Required task.
Your task is to repeat the entries word for word while leaving out the pictures.

Data records
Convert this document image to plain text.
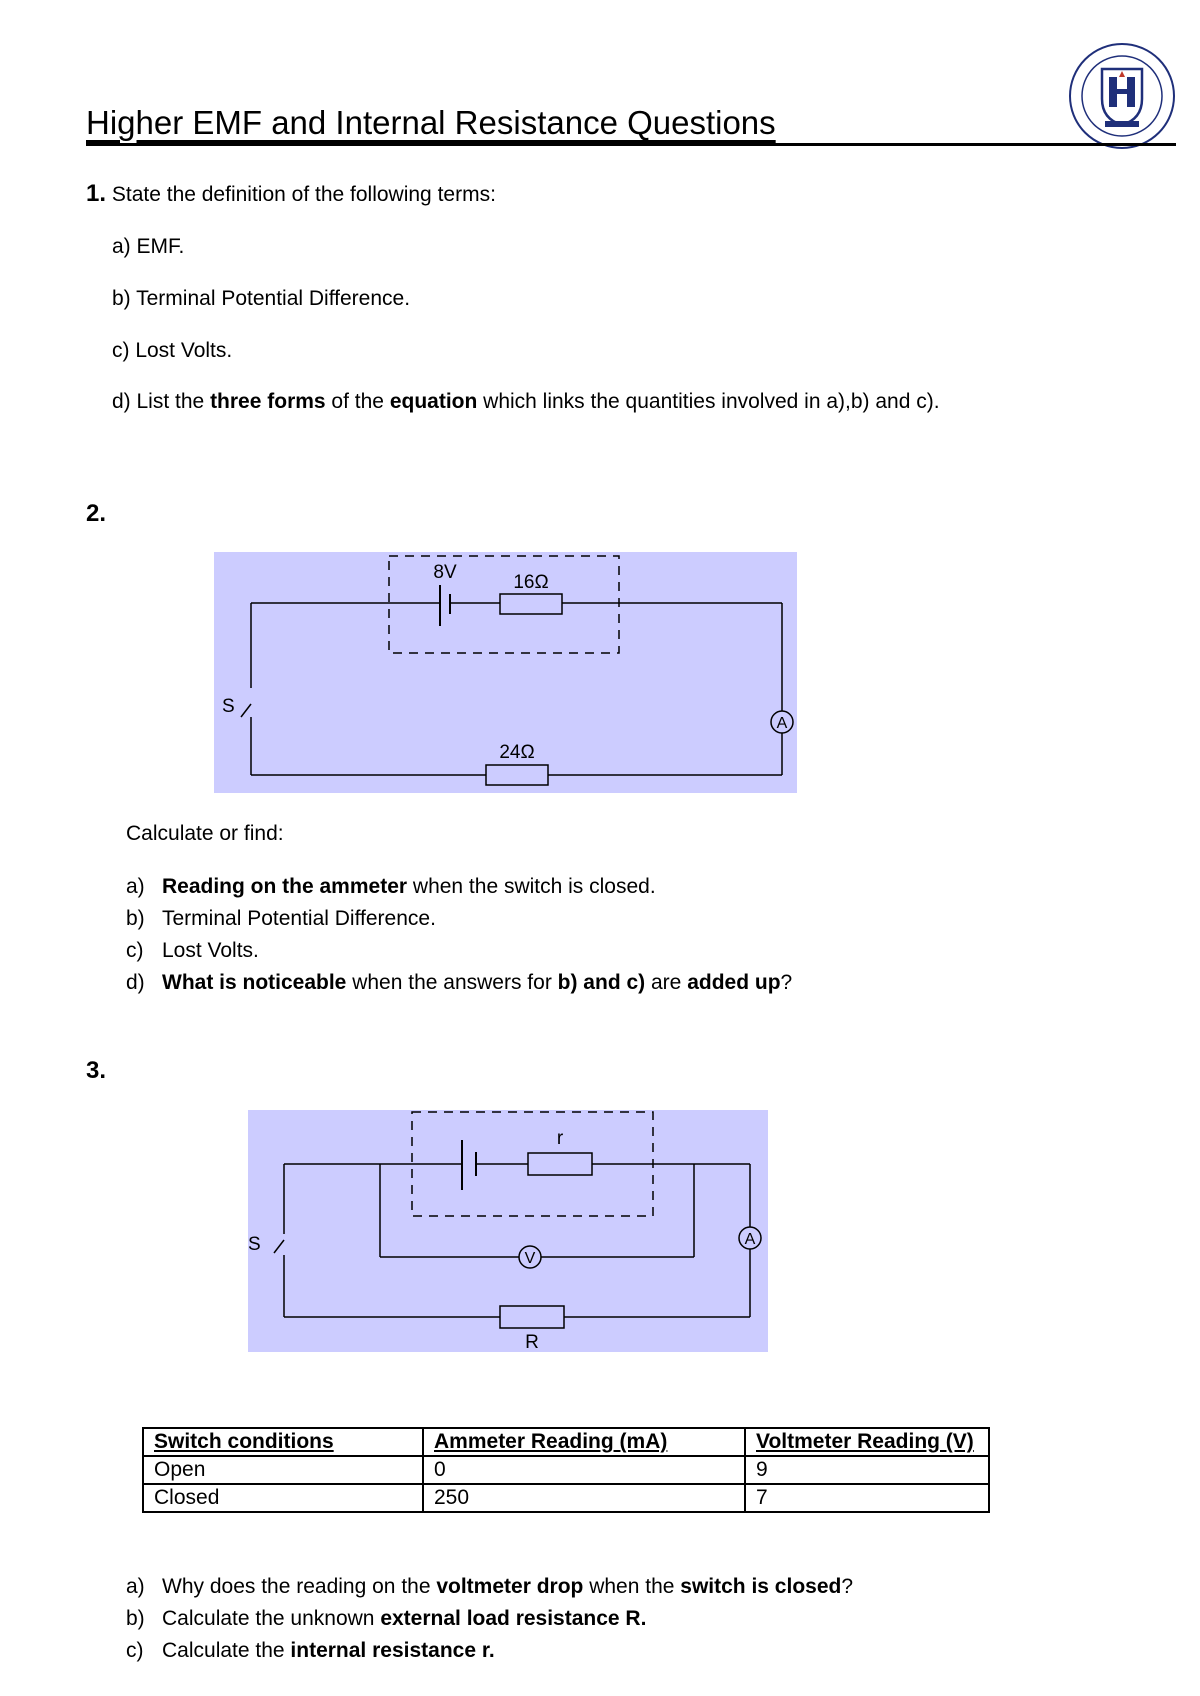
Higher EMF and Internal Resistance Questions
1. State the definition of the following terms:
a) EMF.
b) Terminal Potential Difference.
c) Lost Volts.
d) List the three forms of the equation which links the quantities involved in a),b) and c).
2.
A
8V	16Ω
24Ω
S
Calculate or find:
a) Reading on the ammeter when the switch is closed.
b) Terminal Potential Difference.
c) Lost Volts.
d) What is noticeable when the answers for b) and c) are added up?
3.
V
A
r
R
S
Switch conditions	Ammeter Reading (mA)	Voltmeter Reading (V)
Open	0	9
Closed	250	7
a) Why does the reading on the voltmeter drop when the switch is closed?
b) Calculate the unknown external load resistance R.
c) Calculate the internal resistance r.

Solution for this exercise.
Convert this document image to plain text.
Higher EMF and Internal Resistance Questions
1. State the definition of the following terms:
a) EMF.
b) Terminal Potential Difference.
c) Lost Volts.
d) List the three forms of the equation which links the quantities involved in a),b) and c).
2.
A
8V	16Ω
24Ω
S
Calculate or find:
a) Reading on the ammeter when the switch is closed.
b) Terminal Potential Difference.
c) Lost Volts.
d) What is noticeable when the answers for b) and c) are added up?
3.
V
A
r
R
S
Switch conditions	Ammeter Reading (mA)	Voltmeter Reading (V)
Open	0	9
Closed	250	7
a) Why does the reading on the voltmeter drop when the switch is closed?
b) Calculate the unknown external load resistance R.
c) Calculate the internal resistance r.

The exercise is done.